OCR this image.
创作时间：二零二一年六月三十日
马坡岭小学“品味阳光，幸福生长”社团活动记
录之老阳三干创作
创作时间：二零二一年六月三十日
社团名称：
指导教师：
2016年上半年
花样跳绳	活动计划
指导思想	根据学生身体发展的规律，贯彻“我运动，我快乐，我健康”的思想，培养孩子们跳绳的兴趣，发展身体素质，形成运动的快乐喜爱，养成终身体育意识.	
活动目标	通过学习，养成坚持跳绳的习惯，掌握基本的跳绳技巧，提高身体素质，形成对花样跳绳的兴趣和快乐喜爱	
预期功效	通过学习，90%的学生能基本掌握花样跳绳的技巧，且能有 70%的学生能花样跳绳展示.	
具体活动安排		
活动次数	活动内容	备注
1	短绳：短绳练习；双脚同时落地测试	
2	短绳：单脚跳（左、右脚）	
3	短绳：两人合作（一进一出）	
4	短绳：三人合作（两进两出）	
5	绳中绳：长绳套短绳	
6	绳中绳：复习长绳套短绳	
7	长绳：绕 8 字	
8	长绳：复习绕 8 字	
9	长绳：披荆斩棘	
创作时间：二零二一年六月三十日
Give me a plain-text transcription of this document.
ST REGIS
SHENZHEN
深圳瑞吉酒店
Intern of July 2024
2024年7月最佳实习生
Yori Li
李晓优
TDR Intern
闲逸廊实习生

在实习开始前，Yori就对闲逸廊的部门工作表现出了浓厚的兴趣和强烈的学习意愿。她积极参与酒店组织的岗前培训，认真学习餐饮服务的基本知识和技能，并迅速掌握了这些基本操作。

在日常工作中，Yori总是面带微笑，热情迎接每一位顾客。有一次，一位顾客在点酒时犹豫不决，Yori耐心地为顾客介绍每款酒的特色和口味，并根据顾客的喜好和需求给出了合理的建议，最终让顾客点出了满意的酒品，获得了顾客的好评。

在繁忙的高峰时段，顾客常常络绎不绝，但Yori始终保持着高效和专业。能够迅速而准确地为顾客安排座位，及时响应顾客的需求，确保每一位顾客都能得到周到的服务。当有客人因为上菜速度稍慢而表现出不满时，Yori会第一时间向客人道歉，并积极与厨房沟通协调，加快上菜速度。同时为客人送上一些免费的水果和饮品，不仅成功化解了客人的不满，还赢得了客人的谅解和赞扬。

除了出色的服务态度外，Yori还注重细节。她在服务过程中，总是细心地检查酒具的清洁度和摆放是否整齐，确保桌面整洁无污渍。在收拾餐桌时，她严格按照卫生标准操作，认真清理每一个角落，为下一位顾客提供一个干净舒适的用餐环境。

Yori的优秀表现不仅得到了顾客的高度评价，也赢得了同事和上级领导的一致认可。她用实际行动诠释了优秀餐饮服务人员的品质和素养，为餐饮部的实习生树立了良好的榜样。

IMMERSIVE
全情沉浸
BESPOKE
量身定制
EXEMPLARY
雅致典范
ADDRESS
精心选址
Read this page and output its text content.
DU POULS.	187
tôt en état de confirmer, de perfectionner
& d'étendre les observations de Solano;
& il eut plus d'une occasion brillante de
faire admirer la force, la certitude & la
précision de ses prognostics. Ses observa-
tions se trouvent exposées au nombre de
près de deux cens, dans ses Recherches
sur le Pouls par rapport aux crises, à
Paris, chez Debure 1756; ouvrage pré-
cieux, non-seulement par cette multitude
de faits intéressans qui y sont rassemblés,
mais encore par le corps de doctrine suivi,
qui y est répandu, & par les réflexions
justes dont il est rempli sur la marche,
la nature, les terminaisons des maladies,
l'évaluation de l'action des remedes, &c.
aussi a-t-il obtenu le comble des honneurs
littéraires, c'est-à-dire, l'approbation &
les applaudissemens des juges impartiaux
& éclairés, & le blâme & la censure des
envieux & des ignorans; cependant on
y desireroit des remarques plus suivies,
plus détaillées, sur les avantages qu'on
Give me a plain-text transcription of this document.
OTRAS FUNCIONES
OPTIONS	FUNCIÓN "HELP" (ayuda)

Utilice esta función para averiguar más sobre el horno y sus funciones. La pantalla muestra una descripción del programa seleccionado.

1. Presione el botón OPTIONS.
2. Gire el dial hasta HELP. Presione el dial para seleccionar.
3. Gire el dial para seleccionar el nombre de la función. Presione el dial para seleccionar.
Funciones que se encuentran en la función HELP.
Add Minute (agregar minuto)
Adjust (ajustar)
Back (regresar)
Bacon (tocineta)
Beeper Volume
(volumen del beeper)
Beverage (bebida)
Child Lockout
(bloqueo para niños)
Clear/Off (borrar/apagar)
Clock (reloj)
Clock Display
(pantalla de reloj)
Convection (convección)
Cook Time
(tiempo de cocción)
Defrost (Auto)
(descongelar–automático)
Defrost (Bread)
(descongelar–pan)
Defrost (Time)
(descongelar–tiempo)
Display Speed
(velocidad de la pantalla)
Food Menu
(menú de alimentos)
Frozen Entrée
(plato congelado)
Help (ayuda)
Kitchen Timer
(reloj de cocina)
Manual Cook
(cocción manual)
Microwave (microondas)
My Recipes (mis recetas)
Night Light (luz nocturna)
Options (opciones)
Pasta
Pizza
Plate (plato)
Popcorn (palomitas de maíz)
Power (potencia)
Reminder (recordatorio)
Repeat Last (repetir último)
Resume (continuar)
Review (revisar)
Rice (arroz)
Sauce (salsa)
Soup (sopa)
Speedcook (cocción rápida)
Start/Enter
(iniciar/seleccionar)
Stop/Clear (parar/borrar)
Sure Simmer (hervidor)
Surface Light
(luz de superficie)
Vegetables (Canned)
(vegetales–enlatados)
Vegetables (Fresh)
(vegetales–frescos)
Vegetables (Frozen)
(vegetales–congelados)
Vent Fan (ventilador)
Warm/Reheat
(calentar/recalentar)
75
++++++++
**THE EXERCISE:**
Print every record above exactly as written.

**REPLY:**
OCR this image.
创作时间：二零二一年六月三十日
马坡岭小学“品味阳光，幸福生长”社团活动记
录之老阳三干创作
创作时间：二零二一年六月三十日
社团名称：
指导教师：
2016年上半年
花样跳绳	活动计划
指导思想	根据学生身体发展的规律，贯彻“我运动，我快乐，我健康”的思想，培养孩子们跳绳的兴趣，发展身体素质，形成运动的快乐喜爱，养成终身体育意识.	
活动目标	通过学习，养成坚持跳绳的习惯，掌握基本的跳绳技巧，提高身体素质，形成对花样跳绳的兴趣和快乐喜爱	
预期功效	通过学习，90%的学生能基本掌握花样跳绳的技巧，且能有 70%的学生能花样跳绳展示.	
具体活动安排		
活动次数	活动内容	备注
1	短绳：短绳练习；双脚同时落地测试	
2	短绳：单脚跳（左、右脚）	
3	短绳：两人合作（一进一出）	
4	短绳：三人合作（两进两出）	
5	绳中绳：长绳套短绳	
6	绳中绳：复习长绳套短绳	
7	长绳：绕 8 字	
8	长绳：复习绕 8 字	
9	长绳：披荆斩棘	
创作时间：二零二一年六月三十日
Give me a plain-text transcription of this document.
ST REGIS
SHENZHEN
深圳瑞吉酒店
Intern of July 2024
2024年7月最佳实习生
Yori Li
李晓优
TDR Intern
闲逸廊实习生

在实习开始前，Yori就对闲逸廊的部门工作表现出了浓厚的兴趣和强烈的学习意愿。她积极参与酒店组织的岗前培训，认真学习餐饮服务的基本知识和技能，并迅速掌握了这些基本操作。

在日常工作中，Yori总是面带微笑，热情迎接每一位顾客。有一次，一位顾客在点酒时犹豫不决，Yori耐心地为顾客介绍每款酒的特色和口味，并根据顾客的喜好和需求给出了合理的建议，最终让顾客点出了满意的酒品，获得了顾客的好评。

在繁忙的高峰时段，顾客常常络绎不绝，但Yori始终保持着高效和专业。能够迅速而准确地为顾客安排座位，及时响应顾客的需求，确保每一位顾客都能得到周到的服务。当有客人因为上菜速度稍慢而表现出不满时，Yori会第一时间向客人道歉，并积极与厨房沟通协调，加快上菜速度。同时为客人送上一些免费的水果和饮品，不仅成功化解了客人的不满，还赢得了客人的谅解和赞扬。

除了出色的服务态度外，Yori还注重细节。她在服务过程中，总是细心地检查酒具的清洁度和摆放是否整齐，确保桌面整洁无污渍。在收拾餐桌时，她严格按照卫生标准操作，认真清理每一个角落，为下一位顾客提供一个干净舒适的用餐环境。

Yori的优秀表现不仅得到了顾客的高度评价，也赢得了同事和上级领导的一致认可。她用实际行动诠释了优秀餐饮服务人员的品质和素养，为餐饮部的实习生树立了良好的榜样。

IMMERSIVE
全情沉浸
BESPOKE
量身定制
EXEMPLARY
雅致典范
ADDRESS
精心选址
Read this page and output its text content.
DU POULS.	187
tôt en état de confirmer, de perfectionner
& d'étendre les observations de Solano;
& il eut plus d'une occasion brillante de
faire admirer la force, la certitude & la
précision de ses prognostics. Ses observa-
tions se trouvent exposées au nombre de
près de deux cens, dans ses Recherches
sur le Pouls par rapport aux crises, à
Paris, chez Debure 1756; ouvrage pré-
cieux, non-seulement par cette multitude
de faits intéressans qui y sont rassemblés,
mais encore par le corps de doctrine suivi,
qui y est répandu, & par les réflexions
justes dont il est rempli sur la marche,
la nature, les terminaisons des maladies,
l'évaluation de l'action des remedes, &c.
aussi a-t-il obtenu le comble des honneurs
littéraires, c'est-à-dire, l'approbation &
les applaudissemens des juges impartiaux
& éclairés, & le blâme & la censure des
envieux & des ignorans; cependant on
y desireroit des remarques plus suivies,
plus détaillées, sur les avantages qu'on
Give me a plain-text transcription of this document.
OTRAS FUNCIONES
OPTIONS	FUNCIÓN "HELP" (ayuda)

Utilice esta función para averiguar más sobre el horno y sus funciones. La pantalla muestra una descripción del programa seleccionado.

1. Presione el botón OPTIONS.
2. Gire el dial hasta HELP. Presione el dial para seleccionar.
3. Gire el dial para seleccionar el nombre de la función. Presione el dial para seleccionar.
Funciones que se encuentran en la función HELP.
Add Minute (agregar minuto)
Adjust (ajustar)
Back (regresar)
Bacon (tocineta)
Beeper Volume
(volumen del beeper)
Beverage (bebida)
Child Lockout
(bloqueo para niños)
Clear/Off (borrar/apagar)
Clock (reloj)
Clock Display
(pantalla de reloj)
Convection (convección)
Cook Time
(tiempo de cocción)
Defrost (Auto)
(descongelar–automático)
Defrost (Bread)
(descongelar–pan)
Defrost (Time)
(descongelar–tiempo)
Display Speed
(velocidad de la pantalla)
Food Menu
(menú de alimentos)
Frozen Entrée
(plato congelado)
Help (ayuda)
Kitchen Timer
(reloj de cocina)
Manual Cook
(cocción manual)
Microwave (microondas)
My Recipes (mis recetas)
Night Light (luz nocturna)
Options (opciones)
Pasta
Pizza
Plate (plato)
Popcorn (palomitas de maíz)
Power (potencia)
Reminder (recordatorio)
Repeat Last (repetir último)
Resume (continuar)
Review (revisar)
Rice (arroz)
Sauce (salsa)
Soup (sopa)
Speedcook (cocción rápida)
Start/Enter
(iniciar/seleccionar)
Stop/Clear (parar/borrar)
Sure Simmer (hervidor)
Surface Light
(luz de superficie)
Vegetables (Canned)
(vegetales–enlatados)
Vegetables (Fresh)
(vegetales–frescos)
Vegetables (Frozen)
(vegetales–congelados)
Vent Fan (ventilador)
Warm/Reheat
(calentar/recalentar)
75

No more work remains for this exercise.